▶ [RECORDS FOR THE EXERCISE]:
□ □ □ □ □ □ □

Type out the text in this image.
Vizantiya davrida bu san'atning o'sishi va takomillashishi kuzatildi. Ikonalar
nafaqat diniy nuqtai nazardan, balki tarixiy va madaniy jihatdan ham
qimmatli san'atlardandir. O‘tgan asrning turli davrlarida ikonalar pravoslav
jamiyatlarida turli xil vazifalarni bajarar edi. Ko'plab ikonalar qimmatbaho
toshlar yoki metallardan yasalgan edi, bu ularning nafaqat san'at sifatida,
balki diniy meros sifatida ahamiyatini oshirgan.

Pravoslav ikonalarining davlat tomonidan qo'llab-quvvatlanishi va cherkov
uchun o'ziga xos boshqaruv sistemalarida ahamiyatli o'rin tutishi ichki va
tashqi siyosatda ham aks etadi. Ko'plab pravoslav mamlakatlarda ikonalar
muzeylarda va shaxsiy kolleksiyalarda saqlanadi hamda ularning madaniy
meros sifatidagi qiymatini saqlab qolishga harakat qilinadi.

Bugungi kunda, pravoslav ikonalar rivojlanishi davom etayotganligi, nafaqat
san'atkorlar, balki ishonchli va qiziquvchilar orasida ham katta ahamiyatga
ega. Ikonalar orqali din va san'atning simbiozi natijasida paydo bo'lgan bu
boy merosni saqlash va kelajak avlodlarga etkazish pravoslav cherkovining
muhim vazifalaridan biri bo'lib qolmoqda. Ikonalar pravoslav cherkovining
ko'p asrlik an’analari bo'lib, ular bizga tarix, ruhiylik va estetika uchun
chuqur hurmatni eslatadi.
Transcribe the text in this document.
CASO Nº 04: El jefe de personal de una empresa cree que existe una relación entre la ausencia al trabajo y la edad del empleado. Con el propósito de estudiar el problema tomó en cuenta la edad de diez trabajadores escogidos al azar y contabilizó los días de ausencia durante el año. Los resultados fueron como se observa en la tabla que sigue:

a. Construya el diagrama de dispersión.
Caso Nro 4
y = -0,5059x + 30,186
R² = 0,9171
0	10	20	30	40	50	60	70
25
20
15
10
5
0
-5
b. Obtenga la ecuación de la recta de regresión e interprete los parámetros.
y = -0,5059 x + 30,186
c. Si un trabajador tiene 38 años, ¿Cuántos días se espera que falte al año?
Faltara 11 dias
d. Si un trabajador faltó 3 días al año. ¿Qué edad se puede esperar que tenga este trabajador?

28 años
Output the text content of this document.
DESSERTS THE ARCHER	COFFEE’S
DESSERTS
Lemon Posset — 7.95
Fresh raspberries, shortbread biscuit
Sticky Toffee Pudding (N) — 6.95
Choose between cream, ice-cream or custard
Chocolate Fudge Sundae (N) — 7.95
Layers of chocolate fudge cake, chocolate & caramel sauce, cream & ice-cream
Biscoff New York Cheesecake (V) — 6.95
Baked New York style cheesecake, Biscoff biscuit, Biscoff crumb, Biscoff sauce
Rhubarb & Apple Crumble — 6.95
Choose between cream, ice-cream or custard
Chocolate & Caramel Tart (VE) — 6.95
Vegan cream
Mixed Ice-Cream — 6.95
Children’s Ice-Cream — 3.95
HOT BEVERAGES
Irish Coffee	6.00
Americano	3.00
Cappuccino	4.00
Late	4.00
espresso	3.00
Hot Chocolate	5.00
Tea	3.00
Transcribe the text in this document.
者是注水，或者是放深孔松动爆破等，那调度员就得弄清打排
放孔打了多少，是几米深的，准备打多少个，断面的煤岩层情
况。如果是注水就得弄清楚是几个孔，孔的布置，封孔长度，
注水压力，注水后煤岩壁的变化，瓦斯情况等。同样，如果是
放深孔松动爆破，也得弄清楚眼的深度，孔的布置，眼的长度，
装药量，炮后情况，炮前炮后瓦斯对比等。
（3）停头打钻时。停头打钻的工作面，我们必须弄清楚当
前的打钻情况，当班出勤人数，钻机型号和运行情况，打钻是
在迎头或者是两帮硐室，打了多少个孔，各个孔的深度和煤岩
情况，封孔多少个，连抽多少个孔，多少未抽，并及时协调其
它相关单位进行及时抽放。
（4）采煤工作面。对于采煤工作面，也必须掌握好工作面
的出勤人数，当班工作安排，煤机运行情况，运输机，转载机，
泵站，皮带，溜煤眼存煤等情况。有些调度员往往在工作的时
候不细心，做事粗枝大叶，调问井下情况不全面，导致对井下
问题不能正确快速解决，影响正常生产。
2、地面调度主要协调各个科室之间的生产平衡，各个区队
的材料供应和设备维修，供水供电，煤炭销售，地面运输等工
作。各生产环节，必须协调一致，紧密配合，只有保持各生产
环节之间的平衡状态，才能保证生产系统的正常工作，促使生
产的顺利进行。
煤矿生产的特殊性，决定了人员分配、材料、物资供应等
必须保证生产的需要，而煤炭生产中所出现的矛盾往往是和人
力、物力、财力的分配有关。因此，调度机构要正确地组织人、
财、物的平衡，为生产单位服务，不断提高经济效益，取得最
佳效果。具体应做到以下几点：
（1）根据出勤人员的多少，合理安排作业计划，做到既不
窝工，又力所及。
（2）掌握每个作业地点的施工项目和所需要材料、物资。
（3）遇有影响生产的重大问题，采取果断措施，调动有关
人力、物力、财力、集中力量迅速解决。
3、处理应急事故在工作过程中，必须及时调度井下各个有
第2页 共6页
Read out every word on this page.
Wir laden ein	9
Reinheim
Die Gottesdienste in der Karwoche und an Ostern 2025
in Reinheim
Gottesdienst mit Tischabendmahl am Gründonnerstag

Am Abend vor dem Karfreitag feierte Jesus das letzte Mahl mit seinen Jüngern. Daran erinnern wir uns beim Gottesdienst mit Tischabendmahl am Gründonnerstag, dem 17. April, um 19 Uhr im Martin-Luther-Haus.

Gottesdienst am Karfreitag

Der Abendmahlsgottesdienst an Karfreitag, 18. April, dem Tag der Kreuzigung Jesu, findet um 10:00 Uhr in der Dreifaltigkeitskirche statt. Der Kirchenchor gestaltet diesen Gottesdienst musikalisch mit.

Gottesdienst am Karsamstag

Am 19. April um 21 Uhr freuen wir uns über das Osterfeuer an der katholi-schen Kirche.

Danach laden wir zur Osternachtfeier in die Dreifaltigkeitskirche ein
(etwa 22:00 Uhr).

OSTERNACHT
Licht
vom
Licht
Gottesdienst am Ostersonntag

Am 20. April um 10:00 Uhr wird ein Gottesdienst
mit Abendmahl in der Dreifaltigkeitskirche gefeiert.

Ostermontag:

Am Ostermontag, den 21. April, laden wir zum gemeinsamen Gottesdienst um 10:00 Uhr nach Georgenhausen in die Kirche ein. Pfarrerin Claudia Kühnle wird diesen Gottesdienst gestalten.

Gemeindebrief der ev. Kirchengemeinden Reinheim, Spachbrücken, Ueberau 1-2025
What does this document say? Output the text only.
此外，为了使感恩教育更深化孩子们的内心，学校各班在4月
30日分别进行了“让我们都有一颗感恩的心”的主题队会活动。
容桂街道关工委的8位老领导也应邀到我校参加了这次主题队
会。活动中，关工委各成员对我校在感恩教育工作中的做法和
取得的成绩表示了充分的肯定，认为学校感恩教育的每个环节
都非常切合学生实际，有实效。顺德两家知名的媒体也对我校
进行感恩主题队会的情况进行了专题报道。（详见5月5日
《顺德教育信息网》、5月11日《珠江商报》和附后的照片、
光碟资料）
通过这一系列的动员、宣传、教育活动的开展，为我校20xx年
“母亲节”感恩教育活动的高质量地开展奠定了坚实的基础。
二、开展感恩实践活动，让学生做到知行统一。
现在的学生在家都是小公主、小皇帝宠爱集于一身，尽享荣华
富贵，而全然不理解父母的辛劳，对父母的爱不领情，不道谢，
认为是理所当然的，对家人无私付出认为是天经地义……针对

□ □ □ □ □ □ □

▶ [EXERCISE REQUIREMENTS]: Tally the lines that hold the string "plab" and state the total, nothing more.

▶ [WORKED SOLUTION]: 2